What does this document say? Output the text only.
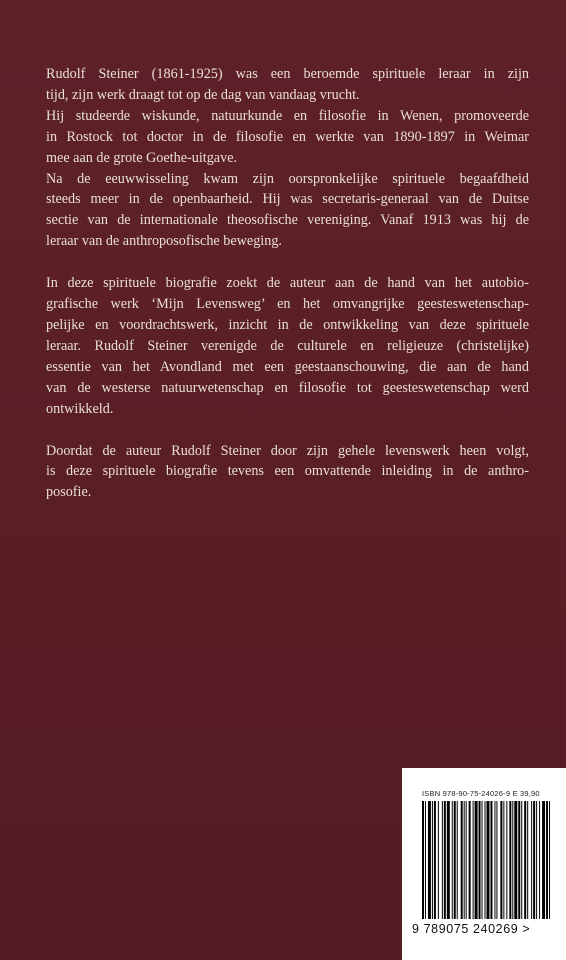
Rudolf Steiner (1861-1925) was een beroemde spirituele leraar in zijn
tijd, zijn werk draagt tot op de dag van vandaag vrucht.
Hij studeerde wiskunde, natuurkunde en filosofie in Wenen, promoveerde
in Rostock tot doctor in de filosofie en werkte van 1890-1897 in Weimar
mee aan de grote Goethe-uitgave.
Na de eeuwwisseling kwam zijn oorspronkelijke spirituele begaafdheid
steeds meer in de openbaarheid. Hij was secretaris-generaal van de Duitse
sectie van de internationale theosofische vereniging. Vanaf 1913 was hij de
leraar van de anthroposofische beweging.
In deze spirituele biografie zoekt de auteur aan de hand van het autobio-
grafische werk ‘Mijn Levensweg’ en het omvangrijke geesteswetenschap-
pelijke en voordrachtswerk, inzicht in de ontwikkeling van deze spirituele
leraar. Rudolf Steiner verenigde de culturele en religieuze (christelijke)
essentie van het Avondland met een geestaanschouwing, die aan de hand
van de westerse natuurwetenschap en filosofie tot geesteswetenschap werd
ontwikkeld.
Doordat de auteur Rudolf Steiner door zijn gehele levenswerk heen volgt,
is deze spirituele biografie tevens een omvattende inleiding in de anthro-
posofie.
ISBN 978-90-75-24026-9 E 39,90
9 789075 240269 >
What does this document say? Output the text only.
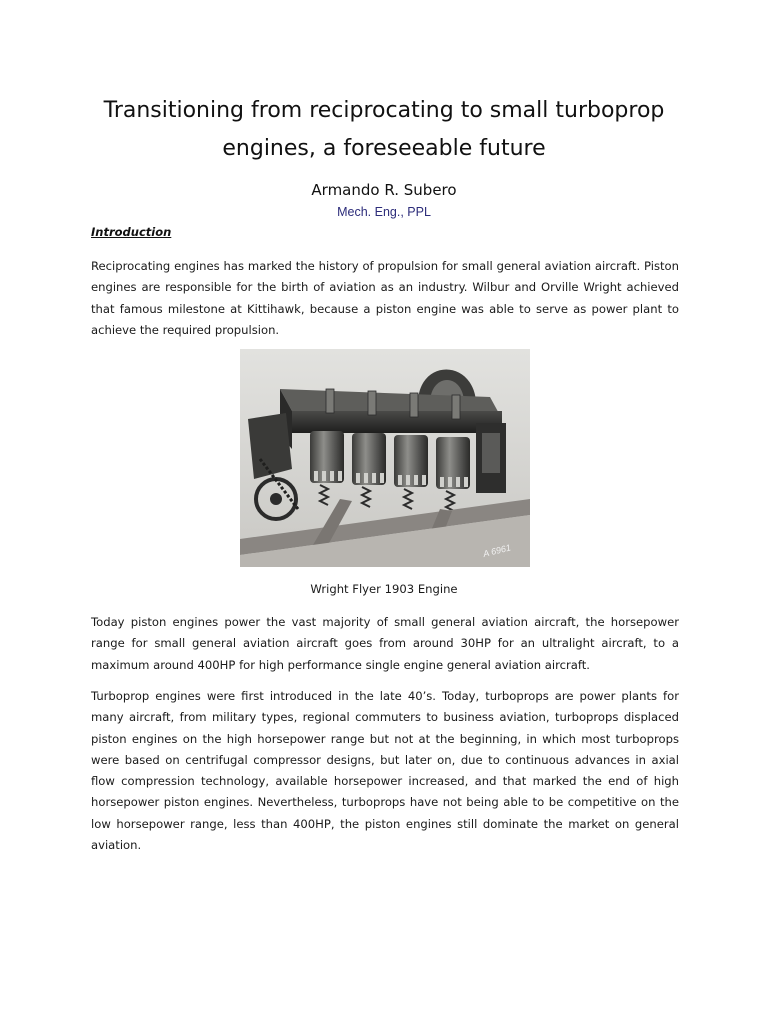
Transitioning from reciprocating to small turboprop engines, a foreseeable future
Armando R. Subero
Mech. Eng., PPL
Introduction

Reciprocating engines has marked the history of propulsion for small general aviation aircraft. Piston engines are responsible for the birth of aviation as an industry. Wilbur and Orville Wright achieved that famous milestone at Kittihawk, because a piston engine was able to serve as power plant to achieve the required propulsion.

A 6961
Wright Flyer 1903 Engine

Today piston engines power the vast majority of small general aviation aircraft, the horsepower range for small general aviation aircraft goes from around 30HP for an ultralight aircraft, to a maximum around 400HP for high performance single engine general aviation aircraft.

Turboprop engines were first introduced in the late 40’s. Today, turboprops are power plants for many aircraft, from military types, regional commuters to business aviation, turboprops displaced piston engines on the high horsepower range but not at the beginning, in which most turboprops were based on centrifugal compressor designs, but later on, due to continuous advances in axial flow compression technology, available horsepower increased, and that marked the end of high horsepower piston engines. Nevertheless, turboprops have not being able to be competitive on the low horsepower range, less than 400HP, the piston engines still dominate the market on general aviation.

☆ ☆ ☆ ☆ ☆

→ **STATED EXERCISE**
Copy every line of the data exactly as written, excluding the pictures.

→ **SOLUTION**
What does this document say? Output the text only.
Rudolf Steiner (1861-1925) was een beroemde spirituele leraar in zijn
tijd, zijn werk draagt tot op de dag van vandaag vrucht.
Hij studeerde wiskunde, natuurkunde en filosofie in Wenen, promoveerde
in Rostock tot doctor in de filosofie en werkte van 1890-1897 in Weimar
mee aan de grote Goethe-uitgave.
Na de eeuwwisseling kwam zijn oorspronkelijke spirituele begaafdheid
steeds meer in de openbaarheid. Hij was secretaris-generaal van de Duitse
sectie van de internationale theosofische vereniging. Vanaf 1913 was hij de
leraar van de anthroposofische beweging.
In deze spirituele biografie zoekt de auteur aan de hand van het autobio-
grafische werk ‘Mijn Levensweg’ en het omvangrijke geesteswetenschap-
pelijke en voordrachtswerk, inzicht in de ontwikkeling van deze spirituele
leraar. Rudolf Steiner verenigde de culturele en religieuze (christelijke)
essentie van het Avondland met een geestaanschouwing, die aan de hand
van de westerse natuurwetenschap en filosofie tot geesteswetenschap werd
ontwikkeld.
Doordat de auteur Rudolf Steiner door zijn gehele levenswerk heen volgt,
is deze spirituele biografie tevens een omvattende inleiding in de anthro-
posofie.
ISBN 978-90-75-24026-9 E 39,90
9 789075 240269 >
What does this document say? Output the text only.
Transitioning from reciprocating to small turboprop engines, a foreseeable future
Armando R. Subero
Mech. Eng., PPL
Introduction

Reciprocating engines has marked the history of propulsion for small general aviation aircraft. Piston engines are responsible for the birth of aviation as an industry. Wilbur and Orville Wright achieved that famous milestone at Kittihawk, because a piston engine was able to serve as power plant to achieve the required propulsion.

A 6961
Wright Flyer 1903 Engine

Today piston engines power the vast majority of small general aviation aircraft, the horsepower range for small general aviation aircraft goes from around 30HP for an ultralight aircraft, to a maximum around 400HP for high performance single engine general aviation aircraft.

Turboprop engines were first introduced in the late 40’s. Today, turboprops are power plants for many aircraft, from military types, regional commuters to business aviation, turboprops displaced piston engines on the high horsepower range but not at the beginning, in which most turboprops were based on centrifugal compressor designs, but later on, due to continuous advances in axial flow compression technology, available horsepower increased, and that marked the end of high horsepower piston engines. Nevertheless, turboprops have not being able to be competitive on the low horsepower range, less than 400HP, the piston engines still dominate the market on general aviation.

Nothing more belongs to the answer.